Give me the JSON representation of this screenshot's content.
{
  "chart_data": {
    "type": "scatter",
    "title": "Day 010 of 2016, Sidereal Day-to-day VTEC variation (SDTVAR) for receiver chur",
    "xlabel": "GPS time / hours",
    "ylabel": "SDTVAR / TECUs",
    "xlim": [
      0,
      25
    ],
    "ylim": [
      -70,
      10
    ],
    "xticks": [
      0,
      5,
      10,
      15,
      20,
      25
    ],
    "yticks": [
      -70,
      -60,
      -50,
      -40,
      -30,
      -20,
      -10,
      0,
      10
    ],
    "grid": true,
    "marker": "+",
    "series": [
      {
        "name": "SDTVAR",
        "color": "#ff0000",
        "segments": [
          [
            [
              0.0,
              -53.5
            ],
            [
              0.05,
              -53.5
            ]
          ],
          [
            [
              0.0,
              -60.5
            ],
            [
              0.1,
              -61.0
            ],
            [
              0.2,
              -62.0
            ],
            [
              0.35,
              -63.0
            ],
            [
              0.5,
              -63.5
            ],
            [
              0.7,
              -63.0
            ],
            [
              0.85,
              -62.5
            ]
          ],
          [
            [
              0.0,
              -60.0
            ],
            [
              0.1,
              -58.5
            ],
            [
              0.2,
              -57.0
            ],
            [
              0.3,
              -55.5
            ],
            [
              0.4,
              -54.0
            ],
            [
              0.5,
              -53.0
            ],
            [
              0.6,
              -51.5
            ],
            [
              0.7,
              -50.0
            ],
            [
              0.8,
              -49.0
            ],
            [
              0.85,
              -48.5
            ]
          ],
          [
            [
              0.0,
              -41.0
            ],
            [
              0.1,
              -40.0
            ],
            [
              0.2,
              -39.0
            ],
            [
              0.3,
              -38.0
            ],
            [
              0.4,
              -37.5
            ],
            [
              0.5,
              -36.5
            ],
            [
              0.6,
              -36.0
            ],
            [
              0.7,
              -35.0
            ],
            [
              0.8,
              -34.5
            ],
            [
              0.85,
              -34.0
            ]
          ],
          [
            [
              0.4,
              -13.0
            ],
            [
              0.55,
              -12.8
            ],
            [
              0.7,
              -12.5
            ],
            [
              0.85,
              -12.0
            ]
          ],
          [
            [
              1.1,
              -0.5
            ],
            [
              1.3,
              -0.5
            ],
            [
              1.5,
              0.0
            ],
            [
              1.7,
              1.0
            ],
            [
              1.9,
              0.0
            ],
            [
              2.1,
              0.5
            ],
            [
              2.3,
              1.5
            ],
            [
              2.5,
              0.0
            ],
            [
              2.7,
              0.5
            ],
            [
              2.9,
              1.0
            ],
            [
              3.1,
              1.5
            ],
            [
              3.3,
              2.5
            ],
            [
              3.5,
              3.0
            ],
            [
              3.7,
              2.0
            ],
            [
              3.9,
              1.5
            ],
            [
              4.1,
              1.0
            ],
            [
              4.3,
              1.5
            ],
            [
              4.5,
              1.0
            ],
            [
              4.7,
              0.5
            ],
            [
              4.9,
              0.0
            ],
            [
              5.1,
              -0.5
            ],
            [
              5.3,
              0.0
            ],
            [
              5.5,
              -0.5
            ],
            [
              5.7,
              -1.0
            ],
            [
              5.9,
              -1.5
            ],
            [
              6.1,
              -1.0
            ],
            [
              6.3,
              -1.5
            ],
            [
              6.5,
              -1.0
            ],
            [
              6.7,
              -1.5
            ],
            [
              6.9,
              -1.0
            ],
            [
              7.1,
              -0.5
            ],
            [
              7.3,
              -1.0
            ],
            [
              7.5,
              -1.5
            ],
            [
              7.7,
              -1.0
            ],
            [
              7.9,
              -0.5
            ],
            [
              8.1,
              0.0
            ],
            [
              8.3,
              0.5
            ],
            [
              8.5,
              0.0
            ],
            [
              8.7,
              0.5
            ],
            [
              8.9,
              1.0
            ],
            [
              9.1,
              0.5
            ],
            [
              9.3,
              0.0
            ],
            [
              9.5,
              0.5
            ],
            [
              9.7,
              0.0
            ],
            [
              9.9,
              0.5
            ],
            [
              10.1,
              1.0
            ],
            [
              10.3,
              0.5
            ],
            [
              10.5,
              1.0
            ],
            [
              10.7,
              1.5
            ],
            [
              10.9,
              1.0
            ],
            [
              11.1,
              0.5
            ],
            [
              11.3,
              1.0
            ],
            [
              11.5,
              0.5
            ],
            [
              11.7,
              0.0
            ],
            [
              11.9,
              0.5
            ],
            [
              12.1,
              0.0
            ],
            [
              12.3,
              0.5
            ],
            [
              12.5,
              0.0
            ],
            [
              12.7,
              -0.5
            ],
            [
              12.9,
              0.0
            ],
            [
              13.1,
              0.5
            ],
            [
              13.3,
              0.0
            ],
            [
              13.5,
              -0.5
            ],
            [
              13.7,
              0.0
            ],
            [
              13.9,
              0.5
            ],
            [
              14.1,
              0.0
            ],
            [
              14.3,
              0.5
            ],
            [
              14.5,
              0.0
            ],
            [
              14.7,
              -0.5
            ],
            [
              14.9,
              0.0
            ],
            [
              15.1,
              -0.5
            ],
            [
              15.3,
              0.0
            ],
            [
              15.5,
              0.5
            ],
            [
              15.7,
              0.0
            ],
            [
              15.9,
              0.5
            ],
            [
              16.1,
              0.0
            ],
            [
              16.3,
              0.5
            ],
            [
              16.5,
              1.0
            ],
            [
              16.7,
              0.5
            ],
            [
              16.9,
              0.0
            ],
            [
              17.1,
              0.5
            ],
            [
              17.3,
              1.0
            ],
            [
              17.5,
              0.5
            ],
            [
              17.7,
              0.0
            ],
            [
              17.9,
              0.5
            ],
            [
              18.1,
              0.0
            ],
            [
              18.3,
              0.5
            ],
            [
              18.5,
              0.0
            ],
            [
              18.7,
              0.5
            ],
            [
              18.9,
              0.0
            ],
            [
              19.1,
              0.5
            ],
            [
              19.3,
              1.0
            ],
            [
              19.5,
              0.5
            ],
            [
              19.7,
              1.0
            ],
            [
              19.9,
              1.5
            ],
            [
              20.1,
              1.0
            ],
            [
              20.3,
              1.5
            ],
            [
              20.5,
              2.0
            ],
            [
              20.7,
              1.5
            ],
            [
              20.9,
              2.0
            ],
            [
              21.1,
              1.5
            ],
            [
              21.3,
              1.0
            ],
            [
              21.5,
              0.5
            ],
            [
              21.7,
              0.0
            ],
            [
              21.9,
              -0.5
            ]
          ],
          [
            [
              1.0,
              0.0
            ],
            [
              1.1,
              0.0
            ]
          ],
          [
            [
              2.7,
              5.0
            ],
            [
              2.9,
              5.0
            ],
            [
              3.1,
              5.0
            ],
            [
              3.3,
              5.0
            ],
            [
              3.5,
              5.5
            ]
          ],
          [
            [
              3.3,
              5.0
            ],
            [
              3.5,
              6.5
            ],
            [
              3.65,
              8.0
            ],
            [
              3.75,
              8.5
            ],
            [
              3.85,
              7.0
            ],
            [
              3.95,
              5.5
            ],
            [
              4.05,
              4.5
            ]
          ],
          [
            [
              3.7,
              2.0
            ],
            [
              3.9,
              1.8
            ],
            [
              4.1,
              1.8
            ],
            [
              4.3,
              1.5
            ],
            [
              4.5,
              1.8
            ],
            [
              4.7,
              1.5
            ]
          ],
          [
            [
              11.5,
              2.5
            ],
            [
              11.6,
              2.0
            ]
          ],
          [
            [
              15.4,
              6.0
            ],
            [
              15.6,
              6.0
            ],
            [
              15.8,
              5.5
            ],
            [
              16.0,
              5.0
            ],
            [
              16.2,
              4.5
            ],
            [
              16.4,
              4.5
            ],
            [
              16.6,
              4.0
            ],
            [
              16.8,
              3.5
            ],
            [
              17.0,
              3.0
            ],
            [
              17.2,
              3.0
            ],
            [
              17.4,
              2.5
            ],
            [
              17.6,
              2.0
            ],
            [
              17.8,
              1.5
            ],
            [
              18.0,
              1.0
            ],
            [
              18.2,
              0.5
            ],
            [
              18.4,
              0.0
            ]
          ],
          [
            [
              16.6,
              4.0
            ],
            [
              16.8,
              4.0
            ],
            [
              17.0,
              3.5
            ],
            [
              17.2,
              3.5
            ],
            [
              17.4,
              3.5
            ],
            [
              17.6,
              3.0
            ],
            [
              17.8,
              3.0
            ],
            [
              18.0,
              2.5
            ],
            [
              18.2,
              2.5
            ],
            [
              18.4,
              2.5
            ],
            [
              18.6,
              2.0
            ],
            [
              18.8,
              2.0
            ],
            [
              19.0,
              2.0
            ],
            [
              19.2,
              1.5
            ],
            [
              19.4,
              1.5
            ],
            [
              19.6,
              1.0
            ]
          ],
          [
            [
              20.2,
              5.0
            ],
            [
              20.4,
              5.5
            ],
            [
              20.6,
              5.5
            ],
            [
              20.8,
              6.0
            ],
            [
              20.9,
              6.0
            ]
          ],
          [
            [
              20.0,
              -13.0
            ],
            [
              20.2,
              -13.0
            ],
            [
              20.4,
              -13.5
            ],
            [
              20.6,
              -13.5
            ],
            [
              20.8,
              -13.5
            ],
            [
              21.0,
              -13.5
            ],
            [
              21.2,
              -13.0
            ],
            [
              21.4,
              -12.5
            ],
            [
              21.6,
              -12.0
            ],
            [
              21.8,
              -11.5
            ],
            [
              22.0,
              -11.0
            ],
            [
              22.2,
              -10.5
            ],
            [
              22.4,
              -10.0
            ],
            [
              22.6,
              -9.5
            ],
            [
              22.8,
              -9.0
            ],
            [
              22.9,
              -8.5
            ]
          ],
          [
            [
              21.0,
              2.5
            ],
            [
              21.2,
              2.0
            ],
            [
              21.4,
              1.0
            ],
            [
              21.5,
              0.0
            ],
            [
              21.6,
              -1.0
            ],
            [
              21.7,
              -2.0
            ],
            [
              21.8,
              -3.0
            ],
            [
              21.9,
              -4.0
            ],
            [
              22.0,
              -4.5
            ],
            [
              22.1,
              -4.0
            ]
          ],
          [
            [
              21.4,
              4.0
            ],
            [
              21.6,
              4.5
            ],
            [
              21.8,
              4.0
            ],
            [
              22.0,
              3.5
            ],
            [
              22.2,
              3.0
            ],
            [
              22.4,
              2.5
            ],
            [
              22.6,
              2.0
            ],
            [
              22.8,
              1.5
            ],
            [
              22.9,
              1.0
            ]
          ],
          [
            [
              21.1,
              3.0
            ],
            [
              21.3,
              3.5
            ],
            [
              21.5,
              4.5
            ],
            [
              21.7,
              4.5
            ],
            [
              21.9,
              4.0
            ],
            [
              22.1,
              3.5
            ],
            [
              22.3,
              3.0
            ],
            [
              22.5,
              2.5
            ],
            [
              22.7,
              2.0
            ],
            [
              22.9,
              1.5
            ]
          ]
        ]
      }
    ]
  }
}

#####

In the listing, find each line with the string "SDTVAR" and copy it.

    "title": "Day 010 of 2016, Sidereal Day-to-day VTEC variation (SDTVAR) for receiver chur",
    "ylabel": "SDTVAR / TECUs",
        "name": "SDTVAR",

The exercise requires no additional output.